TRY IT:
Work out how many lines of the material below mention the word "title"; reply with the number only.

GIVEN RECORDS:
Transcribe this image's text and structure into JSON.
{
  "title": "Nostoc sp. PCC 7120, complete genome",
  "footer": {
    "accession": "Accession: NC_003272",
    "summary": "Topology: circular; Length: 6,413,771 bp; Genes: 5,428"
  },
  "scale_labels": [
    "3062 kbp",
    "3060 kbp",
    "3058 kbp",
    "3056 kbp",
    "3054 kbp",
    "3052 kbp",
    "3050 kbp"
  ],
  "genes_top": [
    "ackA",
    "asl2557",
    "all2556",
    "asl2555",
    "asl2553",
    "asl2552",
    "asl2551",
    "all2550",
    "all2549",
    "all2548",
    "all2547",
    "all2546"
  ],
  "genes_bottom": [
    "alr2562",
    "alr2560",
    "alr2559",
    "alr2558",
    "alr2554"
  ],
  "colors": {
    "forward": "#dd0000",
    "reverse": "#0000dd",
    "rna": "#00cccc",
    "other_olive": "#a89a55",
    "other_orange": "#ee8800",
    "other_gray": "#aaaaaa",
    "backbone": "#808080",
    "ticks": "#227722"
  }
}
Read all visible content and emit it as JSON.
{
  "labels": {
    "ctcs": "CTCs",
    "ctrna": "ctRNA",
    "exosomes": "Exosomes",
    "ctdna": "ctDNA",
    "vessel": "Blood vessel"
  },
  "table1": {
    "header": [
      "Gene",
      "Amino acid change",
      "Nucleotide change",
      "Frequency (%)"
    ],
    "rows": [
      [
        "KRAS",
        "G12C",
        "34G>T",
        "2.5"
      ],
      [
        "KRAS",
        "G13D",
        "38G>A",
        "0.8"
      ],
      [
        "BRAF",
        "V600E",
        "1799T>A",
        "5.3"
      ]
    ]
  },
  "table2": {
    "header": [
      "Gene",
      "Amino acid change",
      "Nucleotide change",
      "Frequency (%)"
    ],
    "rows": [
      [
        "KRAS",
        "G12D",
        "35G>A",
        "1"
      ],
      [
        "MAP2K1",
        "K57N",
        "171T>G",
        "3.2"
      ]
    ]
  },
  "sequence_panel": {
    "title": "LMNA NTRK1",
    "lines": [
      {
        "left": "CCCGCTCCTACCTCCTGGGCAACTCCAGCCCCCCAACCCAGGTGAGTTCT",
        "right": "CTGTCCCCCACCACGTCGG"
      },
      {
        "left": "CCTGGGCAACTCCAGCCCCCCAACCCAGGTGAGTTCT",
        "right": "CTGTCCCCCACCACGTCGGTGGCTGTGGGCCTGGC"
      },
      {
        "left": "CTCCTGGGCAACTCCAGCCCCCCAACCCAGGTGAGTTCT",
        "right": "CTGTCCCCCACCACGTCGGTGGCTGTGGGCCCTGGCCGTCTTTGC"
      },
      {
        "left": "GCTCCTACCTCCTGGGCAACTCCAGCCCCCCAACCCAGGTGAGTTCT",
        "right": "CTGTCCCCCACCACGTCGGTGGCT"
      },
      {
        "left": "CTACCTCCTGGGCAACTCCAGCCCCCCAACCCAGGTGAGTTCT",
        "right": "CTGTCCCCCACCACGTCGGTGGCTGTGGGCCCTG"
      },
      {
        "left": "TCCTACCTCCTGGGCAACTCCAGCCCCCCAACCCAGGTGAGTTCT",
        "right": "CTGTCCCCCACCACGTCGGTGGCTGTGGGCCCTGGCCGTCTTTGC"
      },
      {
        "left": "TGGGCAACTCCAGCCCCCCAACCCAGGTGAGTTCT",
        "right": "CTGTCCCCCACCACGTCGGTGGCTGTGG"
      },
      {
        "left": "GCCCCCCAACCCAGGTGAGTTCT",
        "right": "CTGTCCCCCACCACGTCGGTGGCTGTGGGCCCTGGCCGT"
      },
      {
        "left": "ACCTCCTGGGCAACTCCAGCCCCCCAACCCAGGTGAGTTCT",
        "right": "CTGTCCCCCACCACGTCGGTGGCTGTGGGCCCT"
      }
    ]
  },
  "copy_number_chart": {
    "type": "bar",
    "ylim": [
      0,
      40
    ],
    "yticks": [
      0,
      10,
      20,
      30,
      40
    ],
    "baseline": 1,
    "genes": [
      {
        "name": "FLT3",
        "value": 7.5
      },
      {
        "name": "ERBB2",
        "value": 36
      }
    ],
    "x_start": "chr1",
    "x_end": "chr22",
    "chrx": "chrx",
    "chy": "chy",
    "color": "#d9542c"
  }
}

REPLY TO THE TASK:
2